Short task => Show every line that has the string "true" in it.

Available data =>
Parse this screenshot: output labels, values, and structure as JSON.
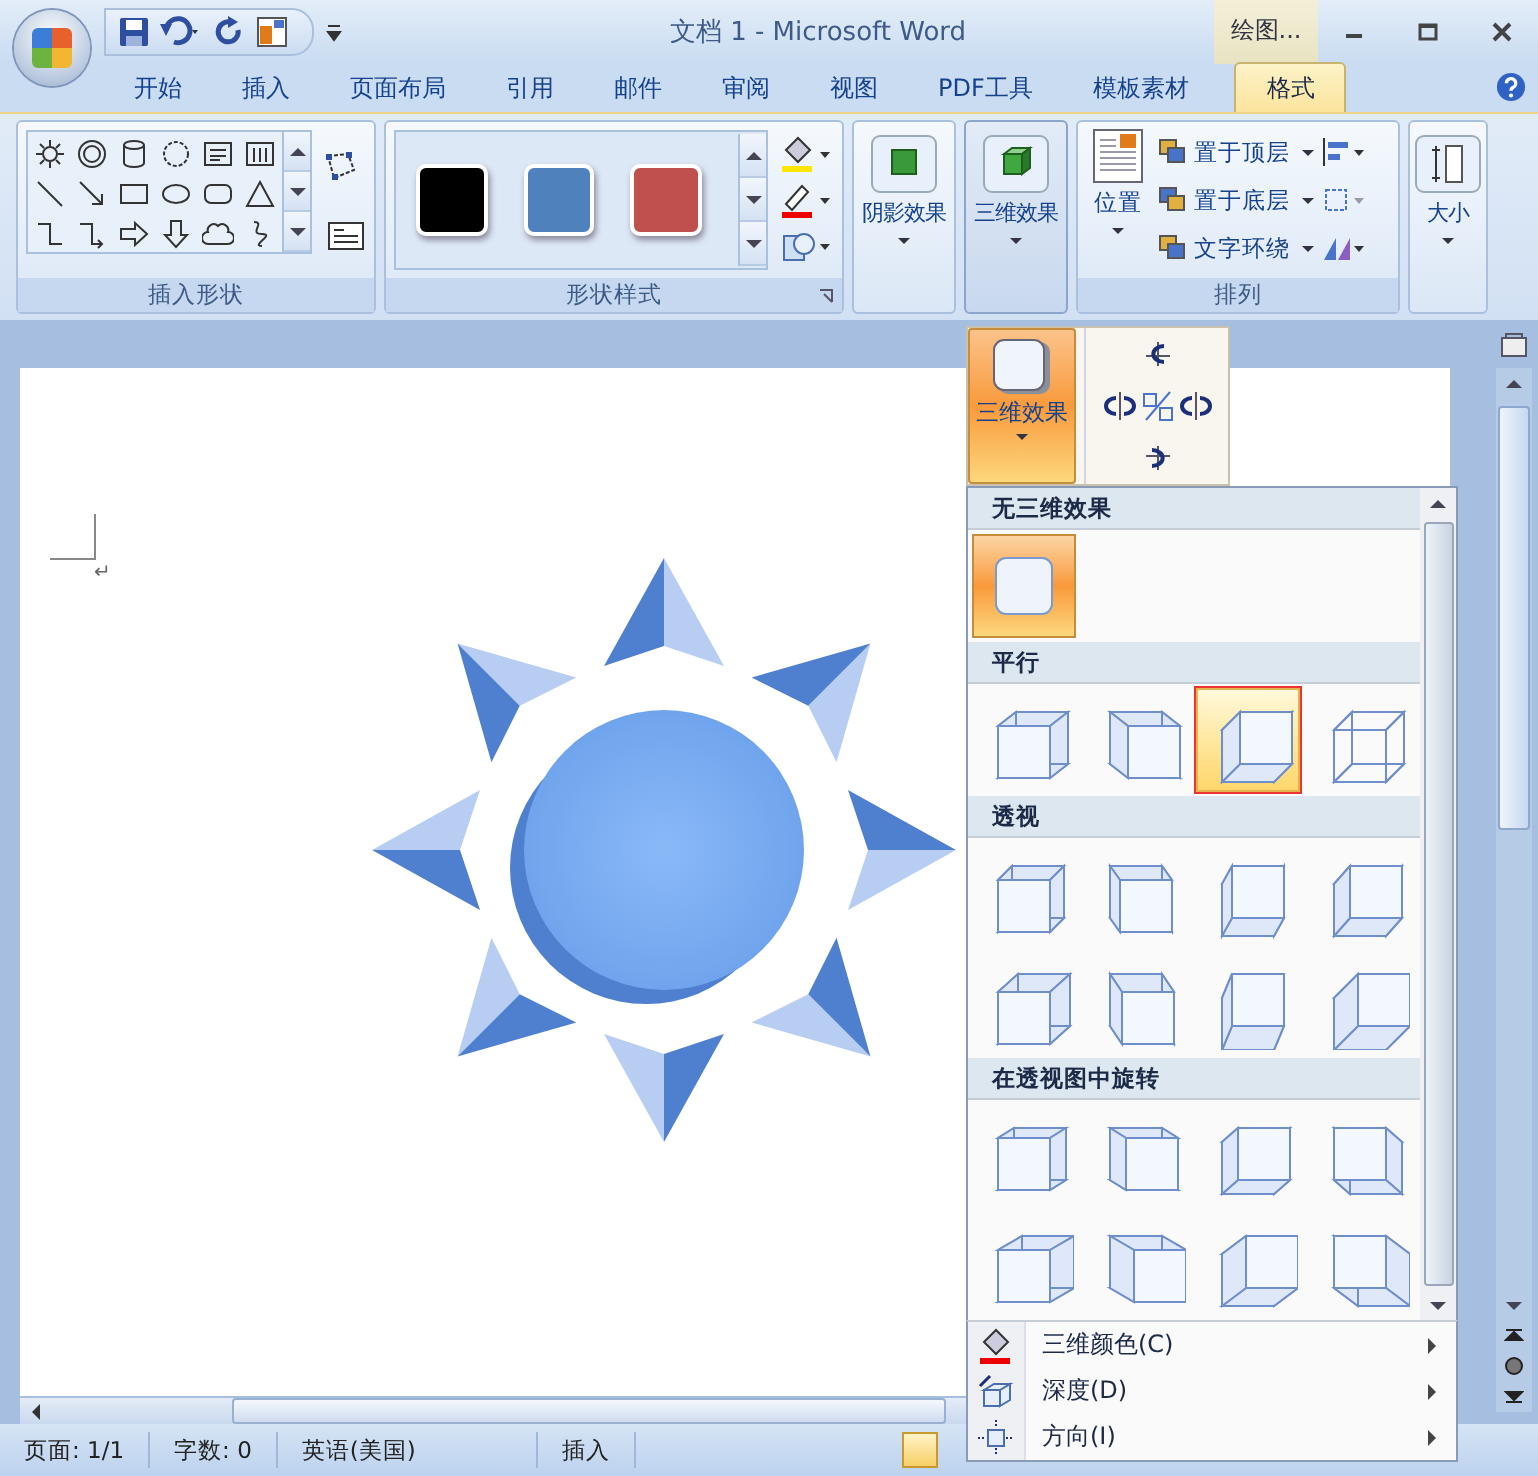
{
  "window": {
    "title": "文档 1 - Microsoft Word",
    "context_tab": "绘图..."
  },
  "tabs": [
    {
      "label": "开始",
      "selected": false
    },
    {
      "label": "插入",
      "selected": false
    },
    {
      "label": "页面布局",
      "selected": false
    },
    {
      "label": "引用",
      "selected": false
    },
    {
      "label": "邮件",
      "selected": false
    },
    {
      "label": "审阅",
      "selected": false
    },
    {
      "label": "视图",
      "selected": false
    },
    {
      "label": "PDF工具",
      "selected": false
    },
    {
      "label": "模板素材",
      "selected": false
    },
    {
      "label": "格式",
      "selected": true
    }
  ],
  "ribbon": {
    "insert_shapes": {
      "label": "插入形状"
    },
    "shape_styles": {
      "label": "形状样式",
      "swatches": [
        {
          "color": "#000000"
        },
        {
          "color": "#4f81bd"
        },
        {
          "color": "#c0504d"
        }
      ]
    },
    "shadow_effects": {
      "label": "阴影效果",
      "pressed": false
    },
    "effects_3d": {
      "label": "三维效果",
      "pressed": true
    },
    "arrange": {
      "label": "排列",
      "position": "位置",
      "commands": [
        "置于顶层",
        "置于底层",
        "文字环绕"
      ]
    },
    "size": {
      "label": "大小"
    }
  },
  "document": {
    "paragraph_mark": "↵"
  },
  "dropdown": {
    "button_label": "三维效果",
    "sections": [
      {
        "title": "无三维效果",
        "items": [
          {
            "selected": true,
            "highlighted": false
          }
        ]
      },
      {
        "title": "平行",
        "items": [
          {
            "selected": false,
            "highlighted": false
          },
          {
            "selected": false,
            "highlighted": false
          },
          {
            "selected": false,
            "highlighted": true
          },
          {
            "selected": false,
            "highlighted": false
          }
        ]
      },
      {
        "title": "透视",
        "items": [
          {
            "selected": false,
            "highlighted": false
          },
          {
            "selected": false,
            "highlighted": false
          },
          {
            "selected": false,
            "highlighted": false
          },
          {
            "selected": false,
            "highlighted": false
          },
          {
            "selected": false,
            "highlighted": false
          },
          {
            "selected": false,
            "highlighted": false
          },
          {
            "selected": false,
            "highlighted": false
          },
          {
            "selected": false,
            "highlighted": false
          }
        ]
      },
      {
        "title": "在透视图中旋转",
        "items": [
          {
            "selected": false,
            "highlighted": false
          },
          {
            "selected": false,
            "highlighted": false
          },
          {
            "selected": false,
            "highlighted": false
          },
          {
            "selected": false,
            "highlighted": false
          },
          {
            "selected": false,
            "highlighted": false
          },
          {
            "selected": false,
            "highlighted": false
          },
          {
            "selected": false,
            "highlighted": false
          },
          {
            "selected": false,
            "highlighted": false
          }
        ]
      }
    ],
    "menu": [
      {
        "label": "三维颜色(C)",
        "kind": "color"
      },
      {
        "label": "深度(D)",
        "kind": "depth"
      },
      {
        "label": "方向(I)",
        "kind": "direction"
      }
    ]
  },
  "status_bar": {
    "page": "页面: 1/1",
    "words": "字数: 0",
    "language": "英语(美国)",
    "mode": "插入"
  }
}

Result =>
      "selected": true
      "pressed": true
            "selected": true,
            "highlighted": true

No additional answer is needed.